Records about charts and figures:
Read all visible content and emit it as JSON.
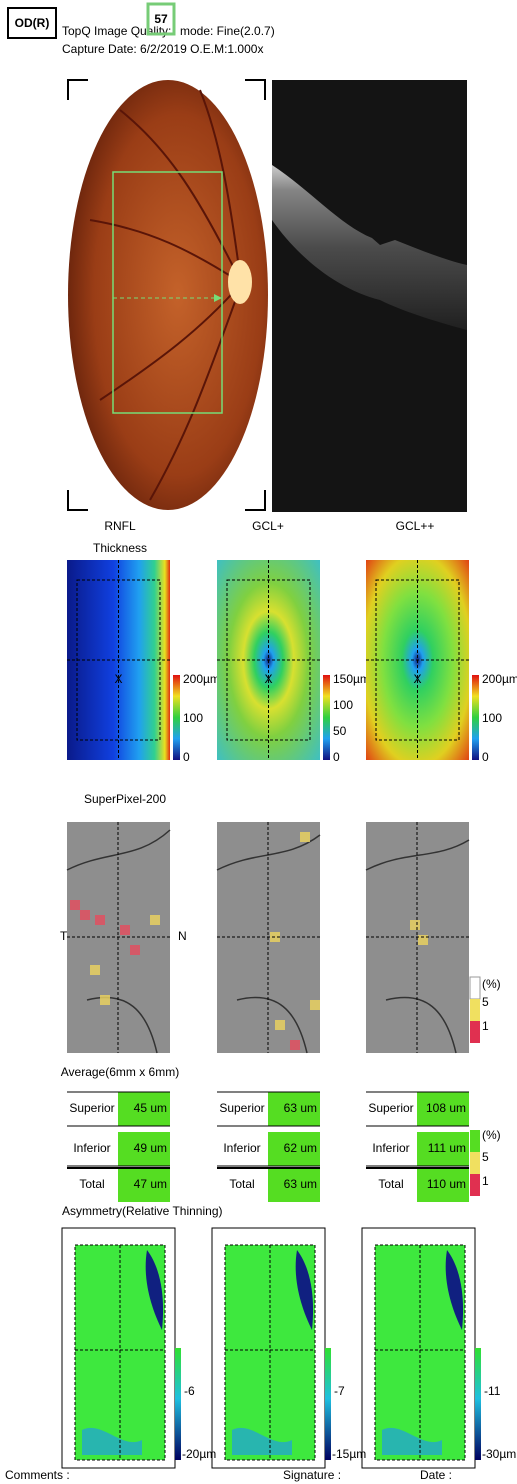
{
  "header": {
    "eye": "OD(R)",
    "quality_label": "TopQ Image Quality:",
    "quality": "57",
    "mode": "mode: Fine(2.0.7)",
    "capture": "Capture Date: 6/2/2019  O.E.M:1.000x"
  },
  "map_titles": [
    [
      "RNFL",
      "Thickness"
    ],
    [
      "GCL+"
    ],
    [
      "GCL++"
    ]
  ],
  "thickness_scales": [
    [
      "200µm",
      "100",
      "0"
    ],
    [
      "150µm",
      "100",
      "50",
      "0"
    ],
    [
      "200µm",
      "100",
      "0"
    ]
  ],
  "superpixel": {
    "title": "SuperPixel-200",
    "temporal": "T",
    "nasal": "N",
    "legend": [
      "(%)",
      "5",
      "1"
    ]
  },
  "average": {
    "title": "Average(6mm x 6mm)",
    "tables": [
      [
        [
          "Superior",
          "45 um"
        ],
        [
          "Inferior",
          "49 um"
        ],
        [
          "Total",
          "47 um"
        ]
      ],
      [
        [
          "Superior",
          "63 um"
        ],
        [
          "Inferior",
          "62 um"
        ],
        [
          "Total",
          "63 um"
        ]
      ],
      [
        [
          "Superior",
          "108 um"
        ],
        [
          "Inferior",
          "111 um"
        ],
        [
          "Total",
          "110 um"
        ]
      ]
    ],
    "legend": [
      "(%)",
      "5",
      "1"
    ]
  },
  "asymmetry": {
    "title": "Asymmetry(Relative Thinning)",
    "scales": [
      [
        "-6",
        "-20µm"
      ],
      [
        "-7",
        "-15µm"
      ],
      [
        "-11",
        "-30µm"
      ]
    ]
  },
  "footer": {
    "comments": "Comments :",
    "signature": "Signature :",
    "date": "Date :"
  }
}
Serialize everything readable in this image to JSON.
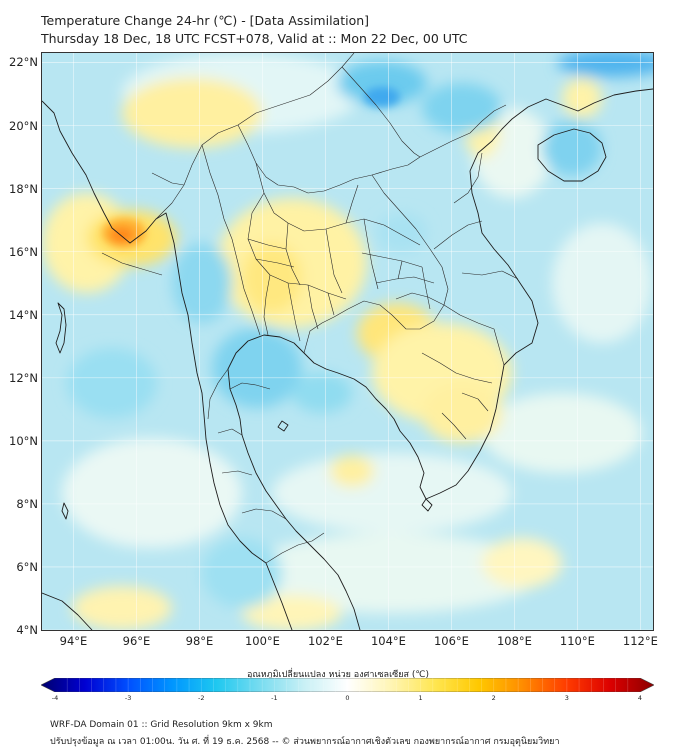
{
  "header": {
    "title_line1": "Temperature Change 24-hr (℃) - [Data Assimilation]",
    "title_line2": "Thursday 18 Dec, 18 UTC FCST+078, Valid at :: Mon 22 Dec, 00 UTC"
  },
  "map": {
    "lat_labels": [
      "22°N",
      "20°N",
      "18°N",
      "16°N",
      "14°N",
      "12°N",
      "10°N",
      "8°N",
      "6°N",
      "4°N"
    ],
    "lon_labels": [
      "94°E",
      "96°E",
      "98°E",
      "100°E",
      "102°E",
      "104°E",
      "106°E",
      "108°E",
      "110°E",
      "112°E"
    ],
    "lat_range": [
      4,
      22.3
    ],
    "lon_range": [
      93,
      112.4
    ],
    "field_background_color": "#b8e6f2",
    "land_outline_color": "#222222",
    "border_color": "#333333"
  },
  "colorbar": {
    "title": "อุณหภูมิเปลี่ยนแปลง หน่วย องศาเซลเซียส (℃)",
    "ticks": [
      "-4",
      "-3",
      "-2",
      "-1",
      "0",
      "1",
      "2",
      "3",
      "4"
    ],
    "range": [
      -4,
      4
    ],
    "colors": [
      "#00006e",
      "#0000d2",
      "#0050ff",
      "#0096ff",
      "#1ec8f0",
      "#78dcf0",
      "#c8f0f5",
      "#ffffff",
      "#fff5b4",
      "#ffe650",
      "#ffc800",
      "#ff8c00",
      "#ff3c00",
      "#dc0000",
      "#8c0000"
    ]
  },
  "footer": {
    "line1": "WRF-DA Domain 01 :: Grid Resolution 9km x 9km",
    "line2": "ปรับปรุงข้อมูล ณ เวลา 01:00น. วัน ศ. ที่ 19 ธ.ค. 2568 -- © ส่วนพยากรณ์อากาศเชิงตัวเลข กองพยากรณ์อากาศ กรมอุตุนิยมวิทยา"
  }
}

Written task:
Repeat every record above exactly, but leave out any pictures.

Worked solution:
Read all visible content and emit it as JSON.
{
  "header": {
    "eye": "OD(R)",
    "quality_label": "TopQ Image Quality:",
    "quality": "57",
    "mode": "mode: Fine(2.0.7)",
    "capture": "Capture Date: 6/2/2019  O.E.M:1.000x"
  },
  "map_titles": [
    [
      "RNFL",
      "Thickness"
    ],
    [
      "GCL+"
    ],
    [
      "GCL++"
    ]
  ],
  "thickness_scales": [
    [
      "200µm",
      "100",
      "0"
    ],
    [
      "150µm",
      "100",
      "50",
      "0"
    ],
    [
      "200µm",
      "100",
      "0"
    ]
  ],
  "superpixel": {
    "title": "SuperPixel-200",
    "temporal": "T",
    "nasal": "N",
    "legend": [
      "(%)",
      "5",
      "1"
    ]
  },
  "average": {
    "title": "Average(6mm x 6mm)",
    "tables": [
      [
        [
          "Superior",
          "45 um"
        ],
        [
          "Inferior",
          "49 um"
        ],
        [
          "Total",
          "47 um"
        ]
      ],
      [
        [
          "Superior",
          "63 um"
        ],
        [
          "Inferior",
          "62 um"
        ],
        [
          "Total",
          "63 um"
        ]
      ],
      [
        [
          "Superior",
          "108 um"
        ],
        [
          "Inferior",
          "111 um"
        ],
        [
          "Total",
          "110 um"
        ]
      ]
    ],
    "legend": [
      "(%)",
      "5",
      "1"
    ]
  },
  "asymmetry": {
    "title": "Asymmetry(Relative Thinning)",
    "scales": [
      [
        "-6",
        "-20µm"
      ],
      [
        "-7",
        "-15µm"
      ],
      [
        "-11",
        "-30µm"
      ]
    ]
  },
  "footer": {
    "comments": "Comments :",
    "signature": "Signature :",
    "date": "Date :"
  }
}
Serialize everything readable in this image to JSON.
{
  "header": {
    "title_line1": "Temperature Change 24-hr (℃) - [Data Assimilation]",
    "title_line2": "Thursday 18 Dec, 18 UTC FCST+078, Valid at :: Mon 22 Dec, 00 UTC"
  },
  "map": {
    "lat_labels": [
      "22°N",
      "20°N",
      "18°N",
      "16°N",
      "14°N",
      "12°N",
      "10°N",
      "8°N",
      "6°N",
      "4°N"
    ],
    "lon_labels": [
      "94°E",
      "96°E",
      "98°E",
      "100°E",
      "102°E",
      "104°E",
      "106°E",
      "108°E",
      "110°E",
      "112°E"
    ],
    "lat_range": [
      4,
      22.3
    ],
    "lon_range": [
      93,
      112.4
    ],
    "field_background_color": "#b8e6f2",
    "land_outline_color": "#222222",
    "border_color": "#333333"
  },
  "colorbar": {
    "title": "อุณหภูมิเปลี่ยนแปลง หน่วย องศาเซลเซียส (℃)",
    "ticks": [
      "-4",
      "-3",
      "-2",
      "-1",
      "0",
      "1",
      "2",
      "3",
      "4"
    ],
    "range": [
      -4,
      4
    ],
    "colors": [
      "#00006e",
      "#0000d2",
      "#0050ff",
      "#0096ff",
      "#1ec8f0",
      "#78dcf0",
      "#c8f0f5",
      "#ffffff",
      "#fff5b4",
      "#ffe650",
      "#ffc800",
      "#ff8c00",
      "#ff3c00",
      "#dc0000",
      "#8c0000"
    ]
  },
  "footer": {
    "line1": "WRF-DA Domain 01 :: Grid Resolution 9km x 9km",
    "line2": "ปรับปรุงข้อมูล ณ เวลา 01:00น. วัน ศ. ที่ 19 ธ.ค. 2568 -- © ส่วนพยากรณ์อากาศเชิงตัวเลข กองพยากรณ์อากาศ กรมอุตุนิยมวิทยา"
  }
}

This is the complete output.